What the task requires:
Give the entries again, word for word.

(Data entries for graphics)
*-*-*

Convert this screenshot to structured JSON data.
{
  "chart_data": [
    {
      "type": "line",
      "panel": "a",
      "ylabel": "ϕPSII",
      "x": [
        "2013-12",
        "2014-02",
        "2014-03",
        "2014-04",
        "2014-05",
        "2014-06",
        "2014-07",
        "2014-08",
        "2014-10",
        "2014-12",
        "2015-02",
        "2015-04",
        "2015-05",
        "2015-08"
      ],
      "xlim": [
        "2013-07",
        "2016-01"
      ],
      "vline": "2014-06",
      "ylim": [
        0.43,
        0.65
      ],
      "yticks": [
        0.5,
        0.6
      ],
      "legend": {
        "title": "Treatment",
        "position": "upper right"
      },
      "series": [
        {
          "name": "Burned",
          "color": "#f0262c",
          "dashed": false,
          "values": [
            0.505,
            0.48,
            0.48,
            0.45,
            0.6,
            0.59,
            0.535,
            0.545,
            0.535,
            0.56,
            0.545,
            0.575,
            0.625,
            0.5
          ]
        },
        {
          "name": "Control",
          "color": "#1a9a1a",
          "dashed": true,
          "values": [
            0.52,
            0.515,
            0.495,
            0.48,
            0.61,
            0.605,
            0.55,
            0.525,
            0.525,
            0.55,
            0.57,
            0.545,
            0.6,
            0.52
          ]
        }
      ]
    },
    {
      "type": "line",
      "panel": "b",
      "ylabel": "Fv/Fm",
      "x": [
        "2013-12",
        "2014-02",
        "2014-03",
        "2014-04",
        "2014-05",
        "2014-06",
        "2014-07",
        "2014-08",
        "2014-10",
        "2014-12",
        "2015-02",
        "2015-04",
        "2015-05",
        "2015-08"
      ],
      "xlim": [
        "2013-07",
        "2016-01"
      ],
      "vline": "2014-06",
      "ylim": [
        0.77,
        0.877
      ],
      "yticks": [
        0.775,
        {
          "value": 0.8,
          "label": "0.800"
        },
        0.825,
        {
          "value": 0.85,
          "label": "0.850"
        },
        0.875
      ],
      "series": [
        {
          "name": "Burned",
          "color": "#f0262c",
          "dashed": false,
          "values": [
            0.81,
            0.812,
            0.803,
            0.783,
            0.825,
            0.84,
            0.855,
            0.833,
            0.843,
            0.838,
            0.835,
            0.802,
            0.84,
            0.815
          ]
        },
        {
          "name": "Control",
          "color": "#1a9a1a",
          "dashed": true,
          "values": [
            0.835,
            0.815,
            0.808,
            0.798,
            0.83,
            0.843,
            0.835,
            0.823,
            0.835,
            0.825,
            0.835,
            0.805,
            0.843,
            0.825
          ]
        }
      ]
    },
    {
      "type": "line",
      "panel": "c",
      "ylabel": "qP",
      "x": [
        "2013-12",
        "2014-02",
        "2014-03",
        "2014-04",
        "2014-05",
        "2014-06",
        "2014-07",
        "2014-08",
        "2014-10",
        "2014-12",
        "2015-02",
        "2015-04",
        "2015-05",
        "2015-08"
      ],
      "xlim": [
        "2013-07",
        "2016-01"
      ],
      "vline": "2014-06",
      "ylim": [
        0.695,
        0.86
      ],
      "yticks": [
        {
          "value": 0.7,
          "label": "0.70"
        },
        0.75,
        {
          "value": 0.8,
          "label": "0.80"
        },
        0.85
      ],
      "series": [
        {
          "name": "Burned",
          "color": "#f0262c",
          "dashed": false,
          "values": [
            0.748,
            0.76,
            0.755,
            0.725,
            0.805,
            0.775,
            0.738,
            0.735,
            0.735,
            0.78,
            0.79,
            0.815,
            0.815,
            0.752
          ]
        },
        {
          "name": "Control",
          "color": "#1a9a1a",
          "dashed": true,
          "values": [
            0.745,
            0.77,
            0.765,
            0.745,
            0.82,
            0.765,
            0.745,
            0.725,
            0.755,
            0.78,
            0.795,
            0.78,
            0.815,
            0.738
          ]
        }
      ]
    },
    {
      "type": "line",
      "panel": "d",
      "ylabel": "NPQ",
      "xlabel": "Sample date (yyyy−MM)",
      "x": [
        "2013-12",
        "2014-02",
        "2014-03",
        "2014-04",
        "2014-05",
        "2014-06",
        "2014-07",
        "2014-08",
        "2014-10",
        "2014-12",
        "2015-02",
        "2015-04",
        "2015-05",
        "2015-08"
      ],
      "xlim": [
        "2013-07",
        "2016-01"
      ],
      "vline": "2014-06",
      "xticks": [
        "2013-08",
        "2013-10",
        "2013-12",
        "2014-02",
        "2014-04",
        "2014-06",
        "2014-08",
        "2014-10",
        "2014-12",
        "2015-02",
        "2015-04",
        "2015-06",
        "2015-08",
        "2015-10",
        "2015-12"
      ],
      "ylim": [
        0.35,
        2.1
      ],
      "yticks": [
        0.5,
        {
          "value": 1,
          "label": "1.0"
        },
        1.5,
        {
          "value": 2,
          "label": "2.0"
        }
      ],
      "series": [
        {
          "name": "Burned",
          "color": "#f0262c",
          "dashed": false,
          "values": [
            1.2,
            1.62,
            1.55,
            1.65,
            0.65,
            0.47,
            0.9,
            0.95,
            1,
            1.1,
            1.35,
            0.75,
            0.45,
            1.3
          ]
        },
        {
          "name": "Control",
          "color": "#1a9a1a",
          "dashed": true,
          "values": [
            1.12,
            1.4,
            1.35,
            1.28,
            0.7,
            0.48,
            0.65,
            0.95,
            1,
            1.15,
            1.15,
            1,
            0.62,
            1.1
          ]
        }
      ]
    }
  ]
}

*-*-*

Finished answer:
Convert this screenshot to structured JSON data.
{
  "chart_data": [
    {
      "type": "line",
      "panel": "a",
      "ylabel": "ϕPSII",
      "x": [
        "2013-12",
        "2014-02",
        "2014-03",
        "2014-04",
        "2014-05",
        "2014-06",
        "2014-07",
        "2014-08",
        "2014-10",
        "2014-12",
        "2015-02",
        "2015-04",
        "2015-05",
        "2015-08"
      ],
      "xlim": [
        "2013-07",
        "2016-01"
      ],
      "vline": "2014-06",
      "ylim": [
        0.43,
        0.65
      ],
      "yticks": [
        0.5,
        0.6
      ],
      "legend": {
        "title": "Treatment",
        "position": "upper right"
      },
      "series": [
        {
          "name": "Burned",
          "color": "#f0262c",
          "dashed": false,
          "values": [
            0.505,
            0.48,
            0.48,
            0.45,
            0.6,
            0.59,
            0.535,
            0.545,
            0.535,
            0.56,
            0.545,
            0.575,
            0.625,
            0.5
          ]
        },
        {
          "name": "Control",
          "color": "#1a9a1a",
          "dashed": true,
          "values": [
            0.52,
            0.515,
            0.495,
            0.48,
            0.61,
            0.605,
            0.55,
            0.525,
            0.525,
            0.55,
            0.57,
            0.545,
            0.6,
            0.52
          ]
        }
      ]
    },
    {
      "type": "line",
      "panel": "b",
      "ylabel": "Fv/Fm",
      "x": [
        "2013-12",
        "2014-02",
        "2014-03",
        "2014-04",
        "2014-05",
        "2014-06",
        "2014-07",
        "2014-08",
        "2014-10",
        "2014-12",
        "2015-02",
        "2015-04",
        "2015-05",
        "2015-08"
      ],
      "xlim": [
        "2013-07",
        "2016-01"
      ],
      "vline": "2014-06",
      "ylim": [
        0.77,
        0.877
      ],
      "yticks": [
        0.775,
        {
          "value": 0.8,
          "label": "0.800"
        },
        0.825,
        {
          "value": 0.85,
          "label": "0.850"
        },
        0.875
      ],
      "series": [
        {
          "name": "Burned",
          "color": "#f0262c",
          "dashed": false,
          "values": [
            0.81,
            0.812,
            0.803,
            0.783,
            0.825,
            0.84,
            0.855,
            0.833,
            0.843,
            0.838,
            0.835,
            0.802,
            0.84,
            0.815
          ]
        },
        {
          "name": "Control",
          "color": "#1a9a1a",
          "dashed": true,
          "values": [
            0.835,
            0.815,
            0.808,
            0.798,
            0.83,
            0.843,
            0.835,
            0.823,
            0.835,
            0.825,
            0.835,
            0.805,
            0.843,
            0.825
          ]
        }
      ]
    },
    {
      "type": "line",
      "panel": "c",
      "ylabel": "qP",
      "x": [
        "2013-12",
        "2014-02",
        "2014-03",
        "2014-04",
        "2014-05",
        "2014-06",
        "2014-07",
        "2014-08",
        "2014-10",
        "2014-12",
        "2015-02",
        "2015-04",
        "2015-05",
        "2015-08"
      ],
      "xlim": [
        "2013-07",
        "2016-01"
      ],
      "vline": "2014-06",
      "ylim": [
        0.695,
        0.86
      ],
      "yticks": [
        {
          "value": 0.7,
          "label": "0.70"
        },
        0.75,
        {
          "value": 0.8,
          "label": "0.80"
        },
        0.85
      ],
      "series": [
        {
          "name": "Burned",
          "color": "#f0262c",
          "dashed": false,
          "values": [
            0.748,
            0.76,
            0.755,
            0.725,
            0.805,
            0.775,
            0.738,
            0.735,
            0.735,
            0.78,
            0.79,
            0.815,
            0.815,
            0.752
          ]
        },
        {
          "name": "Control",
          "color": "#1a9a1a",
          "dashed": true,
          "values": [
            0.745,
            0.77,
            0.765,
            0.745,
            0.82,
            0.765,
            0.745,
            0.725,
            0.755,
            0.78,
            0.795,
            0.78,
            0.815,
            0.738
          ]
        }
      ]
    },
    {
      "type": "line",
      "panel": "d",
      "ylabel": "NPQ",
      "xlabel": "Sample date (yyyy−MM)",
      "x": [
        "2013-12",
        "2014-02",
        "2014-03",
        "2014-04",
        "2014-05",
        "2014-06",
        "2014-07",
        "2014-08",
        "2014-10",
        "2014-12",
        "2015-02",
        "2015-04",
        "2015-05",
        "2015-08"
      ],
      "xlim": [
        "2013-07",
        "2016-01"
      ],
      "vline": "2014-06",
      "xticks": [
        "2013-08",
        "2013-10",
        "2013-12",
        "2014-02",
        "2014-04",
        "2014-06",
        "2014-08",
        "2014-10",
        "2014-12",
        "2015-02",
        "2015-04",
        "2015-06",
        "2015-08",
        "2015-10",
        "2015-12"
      ],
      "ylim": [
        0.35,
        2.1
      ],
      "yticks": [
        0.5,
        {
          "value": 1,
          "label": "1.0"
        },
        1.5,
        {
          "value": 2,
          "label": "2.0"
        }
      ],
      "series": [
        {
          "name": "Burned",
          "color": "#f0262c",
          "dashed": false,
          "values": [
            1.2,
            1.62,
            1.55,
            1.65,
            0.65,
            0.47,
            0.9,
            0.95,
            1,
            1.1,
            1.35,
            0.75,
            0.45,
            1.3
          ]
        },
        {
          "name": "Control",
          "color": "#1a9a1a",
          "dashed": true,
          "values": [
            1.12,
            1.4,
            1.35,
            1.28,
            0.7,
            0.48,
            0.65,
            0.95,
            1,
            1.15,
            1.15,
            1,
            0.62,
            1.1
          ]
        }
      ]
    }
  ]
}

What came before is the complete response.